--- Start Supplied entries ---
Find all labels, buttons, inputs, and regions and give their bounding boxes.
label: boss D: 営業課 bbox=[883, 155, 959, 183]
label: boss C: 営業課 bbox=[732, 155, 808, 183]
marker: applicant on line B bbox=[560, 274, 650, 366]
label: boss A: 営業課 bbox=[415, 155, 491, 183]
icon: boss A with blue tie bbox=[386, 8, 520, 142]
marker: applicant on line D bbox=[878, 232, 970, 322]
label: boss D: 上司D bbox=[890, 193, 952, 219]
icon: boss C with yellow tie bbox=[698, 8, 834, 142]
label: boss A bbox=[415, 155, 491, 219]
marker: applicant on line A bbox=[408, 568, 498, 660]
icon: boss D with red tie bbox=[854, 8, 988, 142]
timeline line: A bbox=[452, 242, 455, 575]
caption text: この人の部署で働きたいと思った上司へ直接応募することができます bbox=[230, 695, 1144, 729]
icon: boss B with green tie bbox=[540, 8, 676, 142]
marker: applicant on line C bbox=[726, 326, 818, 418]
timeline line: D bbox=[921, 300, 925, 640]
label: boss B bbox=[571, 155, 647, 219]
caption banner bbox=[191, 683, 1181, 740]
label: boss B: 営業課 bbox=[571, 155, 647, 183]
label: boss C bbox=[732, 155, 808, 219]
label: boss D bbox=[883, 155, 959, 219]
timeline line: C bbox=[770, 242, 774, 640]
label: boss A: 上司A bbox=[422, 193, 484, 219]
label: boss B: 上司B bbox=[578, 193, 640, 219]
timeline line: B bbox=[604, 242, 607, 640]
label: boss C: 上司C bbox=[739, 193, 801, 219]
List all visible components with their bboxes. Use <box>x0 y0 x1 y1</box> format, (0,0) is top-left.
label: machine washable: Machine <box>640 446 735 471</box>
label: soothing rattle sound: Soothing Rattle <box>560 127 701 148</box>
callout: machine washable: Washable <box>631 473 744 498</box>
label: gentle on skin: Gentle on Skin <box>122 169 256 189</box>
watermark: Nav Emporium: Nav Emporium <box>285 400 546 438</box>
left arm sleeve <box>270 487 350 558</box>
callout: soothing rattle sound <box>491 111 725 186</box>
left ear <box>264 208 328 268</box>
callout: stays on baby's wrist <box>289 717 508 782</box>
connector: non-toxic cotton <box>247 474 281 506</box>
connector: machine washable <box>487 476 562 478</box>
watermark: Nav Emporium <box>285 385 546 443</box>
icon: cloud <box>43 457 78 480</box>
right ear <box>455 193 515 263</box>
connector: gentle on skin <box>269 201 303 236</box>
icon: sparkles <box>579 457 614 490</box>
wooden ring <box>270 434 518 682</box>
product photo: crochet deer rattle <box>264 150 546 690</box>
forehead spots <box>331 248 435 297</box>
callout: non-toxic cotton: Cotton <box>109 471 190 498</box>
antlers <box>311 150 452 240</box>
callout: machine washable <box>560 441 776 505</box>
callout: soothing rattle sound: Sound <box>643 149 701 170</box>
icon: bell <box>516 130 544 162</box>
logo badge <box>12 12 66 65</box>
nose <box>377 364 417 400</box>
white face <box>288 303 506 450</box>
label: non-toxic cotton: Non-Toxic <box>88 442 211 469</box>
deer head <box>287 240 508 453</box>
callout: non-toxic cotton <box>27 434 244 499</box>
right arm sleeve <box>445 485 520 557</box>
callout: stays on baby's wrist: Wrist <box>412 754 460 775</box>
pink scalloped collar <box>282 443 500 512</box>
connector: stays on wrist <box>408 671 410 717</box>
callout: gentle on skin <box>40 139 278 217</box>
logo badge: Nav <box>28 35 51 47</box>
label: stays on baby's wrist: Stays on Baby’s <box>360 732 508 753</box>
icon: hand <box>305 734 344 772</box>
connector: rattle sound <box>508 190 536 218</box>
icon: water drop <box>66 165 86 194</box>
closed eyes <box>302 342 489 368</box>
--- End Supplied entries ---
* Your instructions *
Reproduce the data above verbatim, starting at its first line and stopping after the line that contains "label: boss C bbox=[732, 155, 808, 219]", with both of those lines included.

* Correct result *
Find all labels, buttons, inputs, and regions and give their bounding boxes.
label: boss D: 営業課 bbox=[883, 155, 959, 183]
label: boss C: 営業課 bbox=[732, 155, 808, 183]
marker: applicant on line B bbox=[560, 274, 650, 366]
label: boss A: 営業課 bbox=[415, 155, 491, 183]
icon: boss A with blue tie bbox=[386, 8, 520, 142]
marker: applicant on line D bbox=[878, 232, 970, 322]
label: boss D: 上司D bbox=[890, 193, 952, 219]
icon: boss C with yellow tie bbox=[698, 8, 834, 142]
label: boss A bbox=[415, 155, 491, 219]
marker: applicant on line A bbox=[408, 568, 498, 660]
icon: boss D with red tie bbox=[854, 8, 988, 142]
timeline line: A bbox=[452, 242, 455, 575]
caption text: この人の部署で働きたいと思った上司へ直接応募することができます bbox=[230, 695, 1144, 729]
icon: boss B with green tie bbox=[540, 8, 676, 142]
marker: applicant on line C bbox=[726, 326, 818, 418]
timeline line: D bbox=[921, 300, 925, 640]
label: boss B bbox=[571, 155, 647, 219]
caption banner bbox=[191, 683, 1181, 740]
label: boss B: 営業課 bbox=[571, 155, 647, 183]
label: boss C bbox=[732, 155, 808, 219]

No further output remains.